Data extract:
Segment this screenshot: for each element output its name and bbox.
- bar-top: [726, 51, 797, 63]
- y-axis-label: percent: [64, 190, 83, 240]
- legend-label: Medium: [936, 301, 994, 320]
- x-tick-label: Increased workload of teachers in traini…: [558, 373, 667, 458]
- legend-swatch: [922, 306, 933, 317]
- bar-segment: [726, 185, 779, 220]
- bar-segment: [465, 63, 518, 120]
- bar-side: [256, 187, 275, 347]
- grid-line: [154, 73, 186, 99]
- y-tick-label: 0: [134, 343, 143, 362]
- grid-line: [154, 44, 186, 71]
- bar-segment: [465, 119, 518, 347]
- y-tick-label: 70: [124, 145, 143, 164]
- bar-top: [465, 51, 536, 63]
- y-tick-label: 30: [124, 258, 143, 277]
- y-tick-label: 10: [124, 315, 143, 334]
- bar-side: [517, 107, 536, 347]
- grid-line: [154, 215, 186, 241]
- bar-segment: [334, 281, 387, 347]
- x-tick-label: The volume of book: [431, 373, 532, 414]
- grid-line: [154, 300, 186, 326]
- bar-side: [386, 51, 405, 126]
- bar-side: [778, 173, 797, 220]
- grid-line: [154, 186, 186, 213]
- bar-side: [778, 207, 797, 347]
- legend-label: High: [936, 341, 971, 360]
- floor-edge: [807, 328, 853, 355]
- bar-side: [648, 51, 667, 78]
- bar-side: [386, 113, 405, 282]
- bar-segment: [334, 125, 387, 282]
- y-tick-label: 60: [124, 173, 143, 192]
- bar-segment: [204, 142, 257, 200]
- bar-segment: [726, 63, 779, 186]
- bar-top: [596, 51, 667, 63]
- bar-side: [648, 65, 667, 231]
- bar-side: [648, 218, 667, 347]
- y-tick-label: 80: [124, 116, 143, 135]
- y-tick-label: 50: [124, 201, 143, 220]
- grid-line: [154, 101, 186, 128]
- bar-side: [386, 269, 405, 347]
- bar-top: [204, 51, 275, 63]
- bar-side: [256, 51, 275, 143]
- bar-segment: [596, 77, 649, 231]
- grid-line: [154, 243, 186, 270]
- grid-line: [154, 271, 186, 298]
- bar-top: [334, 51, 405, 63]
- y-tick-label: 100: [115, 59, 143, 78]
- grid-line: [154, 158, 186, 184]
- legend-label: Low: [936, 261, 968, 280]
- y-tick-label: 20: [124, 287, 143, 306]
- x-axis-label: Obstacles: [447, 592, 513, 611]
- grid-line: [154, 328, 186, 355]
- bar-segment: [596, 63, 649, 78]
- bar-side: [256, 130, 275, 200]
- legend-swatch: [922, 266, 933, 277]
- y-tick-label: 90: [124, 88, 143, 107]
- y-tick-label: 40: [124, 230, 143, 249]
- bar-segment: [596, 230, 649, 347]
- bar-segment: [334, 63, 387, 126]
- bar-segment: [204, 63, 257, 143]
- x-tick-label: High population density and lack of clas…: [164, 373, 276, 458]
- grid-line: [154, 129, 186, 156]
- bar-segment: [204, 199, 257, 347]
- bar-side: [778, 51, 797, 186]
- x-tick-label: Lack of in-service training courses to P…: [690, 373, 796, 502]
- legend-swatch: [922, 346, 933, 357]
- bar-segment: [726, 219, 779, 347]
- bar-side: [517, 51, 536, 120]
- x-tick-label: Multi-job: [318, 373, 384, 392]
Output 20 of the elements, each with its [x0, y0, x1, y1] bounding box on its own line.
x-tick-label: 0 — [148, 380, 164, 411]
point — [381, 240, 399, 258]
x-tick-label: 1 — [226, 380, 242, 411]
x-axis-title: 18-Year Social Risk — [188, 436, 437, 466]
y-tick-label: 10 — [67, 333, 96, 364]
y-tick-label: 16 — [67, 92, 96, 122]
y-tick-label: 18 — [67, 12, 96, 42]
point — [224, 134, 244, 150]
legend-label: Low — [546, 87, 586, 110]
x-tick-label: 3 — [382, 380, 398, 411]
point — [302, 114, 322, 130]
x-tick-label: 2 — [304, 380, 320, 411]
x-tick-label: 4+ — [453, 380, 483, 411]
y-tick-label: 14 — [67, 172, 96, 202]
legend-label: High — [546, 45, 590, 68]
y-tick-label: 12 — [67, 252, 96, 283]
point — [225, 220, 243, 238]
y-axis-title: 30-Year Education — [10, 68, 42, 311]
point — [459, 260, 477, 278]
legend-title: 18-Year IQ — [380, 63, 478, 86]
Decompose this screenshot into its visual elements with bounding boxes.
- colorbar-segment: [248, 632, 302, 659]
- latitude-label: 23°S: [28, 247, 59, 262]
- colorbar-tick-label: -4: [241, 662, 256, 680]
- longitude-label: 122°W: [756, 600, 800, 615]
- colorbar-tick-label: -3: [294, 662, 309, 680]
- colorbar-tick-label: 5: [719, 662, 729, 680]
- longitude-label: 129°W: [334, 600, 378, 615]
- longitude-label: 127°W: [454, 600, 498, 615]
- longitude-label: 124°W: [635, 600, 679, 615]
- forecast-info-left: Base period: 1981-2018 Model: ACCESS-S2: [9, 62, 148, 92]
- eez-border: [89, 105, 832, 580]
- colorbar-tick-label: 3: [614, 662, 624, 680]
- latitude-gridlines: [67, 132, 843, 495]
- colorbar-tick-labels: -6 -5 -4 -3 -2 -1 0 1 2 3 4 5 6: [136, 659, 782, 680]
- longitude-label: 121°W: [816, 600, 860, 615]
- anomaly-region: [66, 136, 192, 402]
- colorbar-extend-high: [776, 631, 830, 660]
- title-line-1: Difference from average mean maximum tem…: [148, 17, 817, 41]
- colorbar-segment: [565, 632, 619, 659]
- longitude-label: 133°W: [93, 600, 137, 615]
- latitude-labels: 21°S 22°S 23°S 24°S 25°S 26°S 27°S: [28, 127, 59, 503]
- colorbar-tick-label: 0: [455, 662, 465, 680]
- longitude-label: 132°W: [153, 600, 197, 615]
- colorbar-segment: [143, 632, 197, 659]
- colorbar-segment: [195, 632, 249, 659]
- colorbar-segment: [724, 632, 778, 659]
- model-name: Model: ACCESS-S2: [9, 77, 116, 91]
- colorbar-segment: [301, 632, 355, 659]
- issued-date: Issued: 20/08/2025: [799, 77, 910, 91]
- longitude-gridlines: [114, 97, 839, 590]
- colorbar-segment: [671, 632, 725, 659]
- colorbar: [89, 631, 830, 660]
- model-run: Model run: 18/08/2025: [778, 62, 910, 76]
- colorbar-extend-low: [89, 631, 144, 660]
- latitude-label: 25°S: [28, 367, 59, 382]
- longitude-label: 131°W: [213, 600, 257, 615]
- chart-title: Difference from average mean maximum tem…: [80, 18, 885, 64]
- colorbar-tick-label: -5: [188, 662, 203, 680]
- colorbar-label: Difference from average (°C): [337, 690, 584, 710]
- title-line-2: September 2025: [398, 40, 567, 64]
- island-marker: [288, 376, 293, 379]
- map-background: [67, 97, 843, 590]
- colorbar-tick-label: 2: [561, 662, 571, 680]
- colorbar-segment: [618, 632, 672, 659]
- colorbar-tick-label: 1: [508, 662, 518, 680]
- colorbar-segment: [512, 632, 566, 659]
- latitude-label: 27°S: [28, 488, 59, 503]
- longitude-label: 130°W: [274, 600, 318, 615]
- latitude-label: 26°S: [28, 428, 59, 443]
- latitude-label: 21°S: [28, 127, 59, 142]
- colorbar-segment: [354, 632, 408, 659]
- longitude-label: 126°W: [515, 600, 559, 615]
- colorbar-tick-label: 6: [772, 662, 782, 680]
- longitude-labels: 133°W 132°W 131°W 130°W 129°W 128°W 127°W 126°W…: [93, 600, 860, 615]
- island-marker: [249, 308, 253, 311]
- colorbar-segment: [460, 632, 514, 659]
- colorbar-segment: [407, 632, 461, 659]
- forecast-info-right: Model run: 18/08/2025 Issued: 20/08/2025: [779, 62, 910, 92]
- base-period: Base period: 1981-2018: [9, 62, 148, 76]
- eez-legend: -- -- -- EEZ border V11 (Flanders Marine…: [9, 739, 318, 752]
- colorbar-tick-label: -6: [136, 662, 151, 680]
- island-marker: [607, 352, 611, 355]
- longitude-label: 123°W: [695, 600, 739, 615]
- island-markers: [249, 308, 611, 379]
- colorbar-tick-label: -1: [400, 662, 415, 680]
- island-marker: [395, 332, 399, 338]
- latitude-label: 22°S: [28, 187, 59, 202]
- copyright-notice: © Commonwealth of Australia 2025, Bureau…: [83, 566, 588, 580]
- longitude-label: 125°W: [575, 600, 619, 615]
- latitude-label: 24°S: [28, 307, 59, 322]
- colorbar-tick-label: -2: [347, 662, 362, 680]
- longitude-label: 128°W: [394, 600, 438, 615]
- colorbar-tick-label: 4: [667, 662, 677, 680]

Given instruction: Copy the records exactly, starting from the first line and continuing through the line containing "- legend-swatch: [922, 306, 933, 317]", including that line.

Problem solution:
Segment this screenshot: for each element output its name and bbox.
- bar-top: [726, 51, 797, 63]
- y-axis-label: percent: [64, 190, 83, 240]
- legend-label: Medium: [936, 301, 994, 320]
- x-tick-label: Increased workload of teachers in traini…: [558, 373, 667, 458]
- legend-swatch: [922, 306, 933, 317]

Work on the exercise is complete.